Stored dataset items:
===
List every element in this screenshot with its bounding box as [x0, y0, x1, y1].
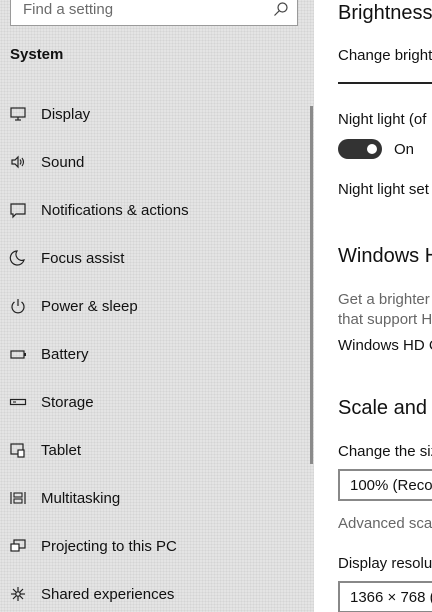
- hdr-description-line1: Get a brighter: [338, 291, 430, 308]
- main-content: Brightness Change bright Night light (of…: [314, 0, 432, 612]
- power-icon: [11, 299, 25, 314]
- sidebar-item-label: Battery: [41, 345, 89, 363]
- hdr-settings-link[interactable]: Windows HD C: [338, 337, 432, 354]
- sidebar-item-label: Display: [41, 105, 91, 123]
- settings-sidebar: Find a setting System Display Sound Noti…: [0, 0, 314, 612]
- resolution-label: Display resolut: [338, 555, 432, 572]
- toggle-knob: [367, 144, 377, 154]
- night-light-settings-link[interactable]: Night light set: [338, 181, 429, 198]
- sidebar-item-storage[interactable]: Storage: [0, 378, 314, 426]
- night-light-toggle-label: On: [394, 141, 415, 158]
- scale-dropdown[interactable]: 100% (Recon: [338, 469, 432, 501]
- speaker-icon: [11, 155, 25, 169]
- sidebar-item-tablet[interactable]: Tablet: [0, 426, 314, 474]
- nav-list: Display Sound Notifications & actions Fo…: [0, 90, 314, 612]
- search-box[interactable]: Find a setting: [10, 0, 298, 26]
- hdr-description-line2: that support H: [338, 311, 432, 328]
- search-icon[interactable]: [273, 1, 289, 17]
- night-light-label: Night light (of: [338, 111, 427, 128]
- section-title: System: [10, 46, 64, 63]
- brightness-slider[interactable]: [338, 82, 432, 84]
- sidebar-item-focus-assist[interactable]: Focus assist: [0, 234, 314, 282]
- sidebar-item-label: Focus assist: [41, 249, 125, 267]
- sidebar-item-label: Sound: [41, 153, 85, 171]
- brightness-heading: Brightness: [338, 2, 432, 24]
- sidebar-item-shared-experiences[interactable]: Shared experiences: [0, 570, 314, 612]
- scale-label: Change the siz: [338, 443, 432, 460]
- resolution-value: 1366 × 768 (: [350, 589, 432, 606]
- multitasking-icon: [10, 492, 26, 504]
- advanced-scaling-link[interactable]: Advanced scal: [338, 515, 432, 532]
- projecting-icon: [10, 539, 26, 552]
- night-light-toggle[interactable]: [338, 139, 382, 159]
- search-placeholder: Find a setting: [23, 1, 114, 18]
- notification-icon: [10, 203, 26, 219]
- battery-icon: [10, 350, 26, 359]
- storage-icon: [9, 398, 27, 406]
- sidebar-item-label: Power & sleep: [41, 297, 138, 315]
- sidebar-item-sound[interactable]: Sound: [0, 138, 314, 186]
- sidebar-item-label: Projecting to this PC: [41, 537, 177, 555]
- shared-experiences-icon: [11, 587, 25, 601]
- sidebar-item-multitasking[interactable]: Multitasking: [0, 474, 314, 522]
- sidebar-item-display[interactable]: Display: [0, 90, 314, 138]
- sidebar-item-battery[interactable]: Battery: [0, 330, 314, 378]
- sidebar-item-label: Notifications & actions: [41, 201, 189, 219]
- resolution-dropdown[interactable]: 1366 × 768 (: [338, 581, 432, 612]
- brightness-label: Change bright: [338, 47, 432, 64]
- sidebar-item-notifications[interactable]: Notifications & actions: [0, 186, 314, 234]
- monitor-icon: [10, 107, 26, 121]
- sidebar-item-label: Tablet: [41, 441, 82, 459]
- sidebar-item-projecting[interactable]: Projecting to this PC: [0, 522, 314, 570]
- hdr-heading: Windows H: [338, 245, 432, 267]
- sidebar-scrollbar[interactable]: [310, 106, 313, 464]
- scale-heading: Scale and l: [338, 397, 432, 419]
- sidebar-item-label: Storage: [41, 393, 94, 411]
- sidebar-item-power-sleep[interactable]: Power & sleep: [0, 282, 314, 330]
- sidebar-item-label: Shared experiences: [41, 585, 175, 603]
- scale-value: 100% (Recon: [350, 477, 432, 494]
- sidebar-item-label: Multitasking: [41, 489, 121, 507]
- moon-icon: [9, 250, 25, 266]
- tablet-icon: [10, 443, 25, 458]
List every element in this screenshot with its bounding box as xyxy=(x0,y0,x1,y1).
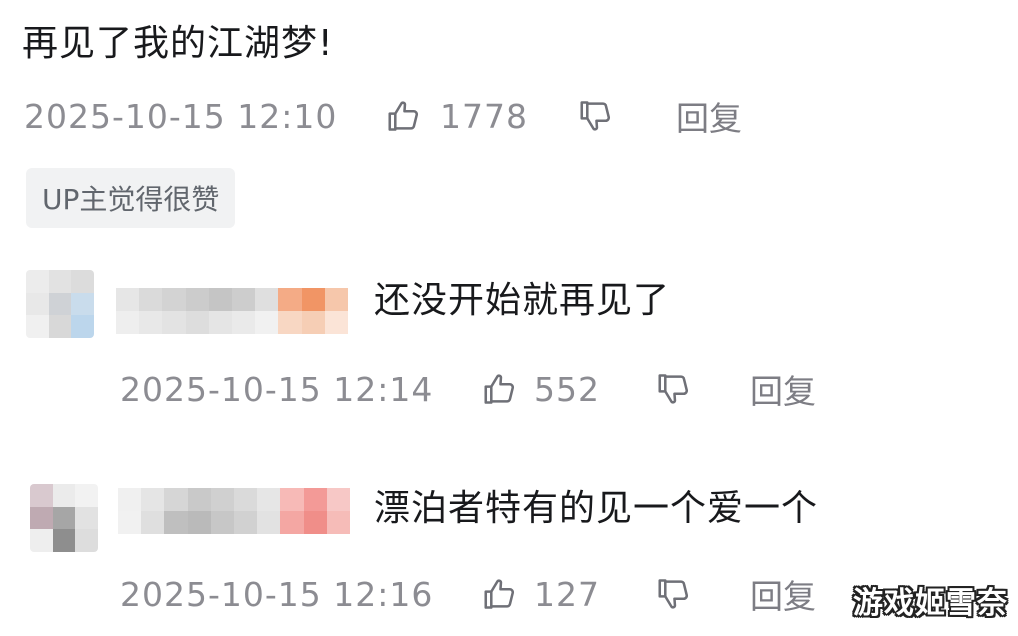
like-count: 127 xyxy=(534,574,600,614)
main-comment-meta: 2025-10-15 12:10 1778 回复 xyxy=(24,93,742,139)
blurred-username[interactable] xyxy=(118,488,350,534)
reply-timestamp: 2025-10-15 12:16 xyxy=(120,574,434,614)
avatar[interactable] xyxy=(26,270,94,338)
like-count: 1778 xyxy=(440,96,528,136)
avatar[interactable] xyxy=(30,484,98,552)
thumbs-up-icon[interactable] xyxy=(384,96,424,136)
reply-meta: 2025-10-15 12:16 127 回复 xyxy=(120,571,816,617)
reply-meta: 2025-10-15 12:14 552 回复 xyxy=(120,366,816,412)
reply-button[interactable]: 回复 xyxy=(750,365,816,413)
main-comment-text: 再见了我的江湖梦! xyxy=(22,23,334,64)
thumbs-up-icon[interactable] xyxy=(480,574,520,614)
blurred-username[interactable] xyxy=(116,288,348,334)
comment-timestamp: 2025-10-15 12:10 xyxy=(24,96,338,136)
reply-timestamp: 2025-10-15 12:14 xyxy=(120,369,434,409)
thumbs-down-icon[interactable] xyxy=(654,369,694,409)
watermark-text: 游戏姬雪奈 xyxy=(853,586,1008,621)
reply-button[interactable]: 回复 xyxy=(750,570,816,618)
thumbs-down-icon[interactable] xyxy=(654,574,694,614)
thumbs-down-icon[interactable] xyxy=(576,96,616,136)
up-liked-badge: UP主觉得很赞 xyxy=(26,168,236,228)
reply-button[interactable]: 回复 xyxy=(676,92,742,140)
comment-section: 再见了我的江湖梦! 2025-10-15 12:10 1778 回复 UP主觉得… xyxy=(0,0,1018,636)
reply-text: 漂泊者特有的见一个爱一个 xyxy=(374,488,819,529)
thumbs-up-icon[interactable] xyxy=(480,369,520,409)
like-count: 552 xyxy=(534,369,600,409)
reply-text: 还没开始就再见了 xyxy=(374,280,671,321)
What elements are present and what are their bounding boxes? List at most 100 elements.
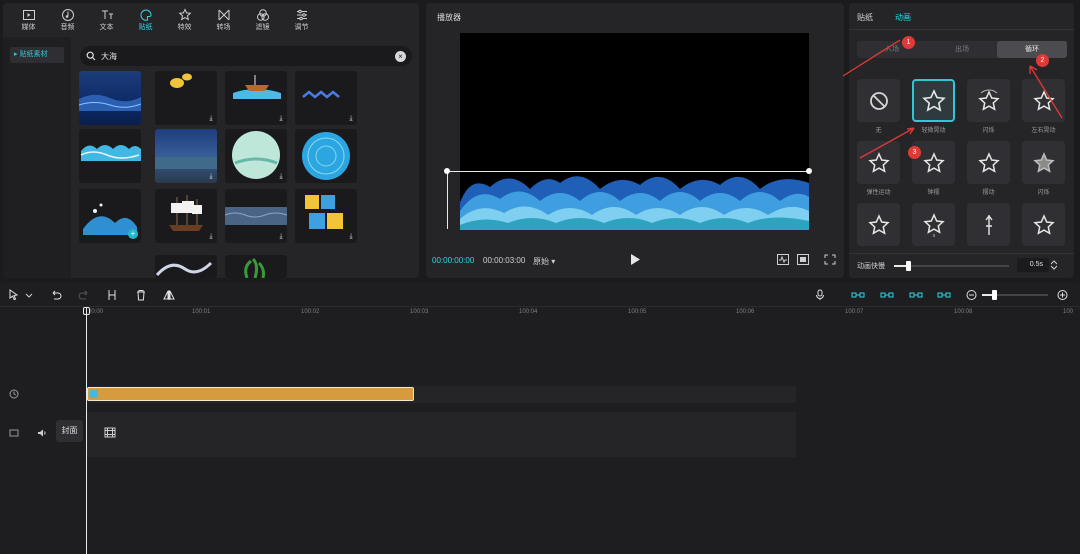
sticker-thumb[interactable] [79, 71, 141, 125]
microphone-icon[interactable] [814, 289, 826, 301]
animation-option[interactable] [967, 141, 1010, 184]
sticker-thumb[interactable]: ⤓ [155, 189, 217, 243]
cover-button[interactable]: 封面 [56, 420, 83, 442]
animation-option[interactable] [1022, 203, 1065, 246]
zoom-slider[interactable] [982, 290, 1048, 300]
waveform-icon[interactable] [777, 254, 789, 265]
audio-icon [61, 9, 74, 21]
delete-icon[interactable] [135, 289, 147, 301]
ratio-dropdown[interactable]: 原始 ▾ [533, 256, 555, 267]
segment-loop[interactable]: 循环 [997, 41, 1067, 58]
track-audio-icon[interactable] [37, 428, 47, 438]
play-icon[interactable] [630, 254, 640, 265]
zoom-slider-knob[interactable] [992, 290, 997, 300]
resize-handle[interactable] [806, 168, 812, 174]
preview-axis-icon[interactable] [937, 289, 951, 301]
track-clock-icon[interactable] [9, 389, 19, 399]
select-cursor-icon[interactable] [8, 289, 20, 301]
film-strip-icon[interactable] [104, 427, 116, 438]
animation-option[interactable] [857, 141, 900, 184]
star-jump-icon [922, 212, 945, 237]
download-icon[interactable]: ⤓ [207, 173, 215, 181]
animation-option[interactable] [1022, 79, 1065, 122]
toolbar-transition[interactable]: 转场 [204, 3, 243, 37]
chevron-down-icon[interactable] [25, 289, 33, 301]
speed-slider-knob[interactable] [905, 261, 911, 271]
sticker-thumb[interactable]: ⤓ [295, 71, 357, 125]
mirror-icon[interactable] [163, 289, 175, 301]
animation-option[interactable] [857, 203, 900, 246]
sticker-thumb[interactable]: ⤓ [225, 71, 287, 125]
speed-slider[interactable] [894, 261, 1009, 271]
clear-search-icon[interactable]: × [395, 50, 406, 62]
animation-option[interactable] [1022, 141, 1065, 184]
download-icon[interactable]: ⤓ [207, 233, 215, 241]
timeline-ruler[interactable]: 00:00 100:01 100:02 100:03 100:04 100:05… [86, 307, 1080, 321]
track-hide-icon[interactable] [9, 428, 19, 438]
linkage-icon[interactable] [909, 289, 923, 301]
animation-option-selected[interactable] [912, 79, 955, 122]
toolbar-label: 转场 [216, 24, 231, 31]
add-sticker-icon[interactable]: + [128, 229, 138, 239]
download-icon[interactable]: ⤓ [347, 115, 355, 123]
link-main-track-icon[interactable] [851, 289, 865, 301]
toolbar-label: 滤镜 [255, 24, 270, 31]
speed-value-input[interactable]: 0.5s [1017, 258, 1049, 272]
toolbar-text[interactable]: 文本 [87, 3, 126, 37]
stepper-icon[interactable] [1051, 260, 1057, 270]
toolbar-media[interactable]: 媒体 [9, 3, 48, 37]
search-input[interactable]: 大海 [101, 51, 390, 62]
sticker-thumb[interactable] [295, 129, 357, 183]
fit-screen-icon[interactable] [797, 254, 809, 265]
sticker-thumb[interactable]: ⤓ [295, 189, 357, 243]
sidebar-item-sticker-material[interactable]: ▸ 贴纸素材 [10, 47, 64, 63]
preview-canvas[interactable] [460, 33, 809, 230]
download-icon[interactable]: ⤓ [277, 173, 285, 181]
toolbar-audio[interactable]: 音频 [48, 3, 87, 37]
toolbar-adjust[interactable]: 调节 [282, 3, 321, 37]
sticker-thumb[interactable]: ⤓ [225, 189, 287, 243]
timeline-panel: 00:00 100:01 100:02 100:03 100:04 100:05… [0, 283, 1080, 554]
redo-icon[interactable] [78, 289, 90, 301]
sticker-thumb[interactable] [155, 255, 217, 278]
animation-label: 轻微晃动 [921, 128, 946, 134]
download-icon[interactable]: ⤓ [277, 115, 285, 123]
===
• What the task requires:
Copy out the lines of the items word for word, beginning at the line containing "like-count: 127 xyxy=(534,574,600,614)" and stopping after the line containing "reply-button[interactable]: 回复 xyxy=(750,365,816,413)".

• Complete output:
like-count: 127 xyxy=(534,574,600,614)
main-comment-meta: 2025-10-15 12:10 1778 回复 xyxy=(24,93,742,139)
blurred-username[interactable] xyxy=(118,488,350,534)
reply-timestamp: 2025-10-15 12:16 xyxy=(120,574,434,614)
avatar[interactable] xyxy=(26,270,94,338)
like-count: 1778 xyxy=(440,96,528,136)
avatar[interactable] xyxy=(30,484,98,552)
thumbs-up-icon[interactable] xyxy=(384,96,424,136)
reply-meta: 2025-10-15 12:16 127 回复 xyxy=(120,571,816,617)
reply-meta: 2025-10-15 12:14 552 回复 xyxy=(120,366,816,412)
reply-button[interactable]: 回复 xyxy=(750,365,816,413)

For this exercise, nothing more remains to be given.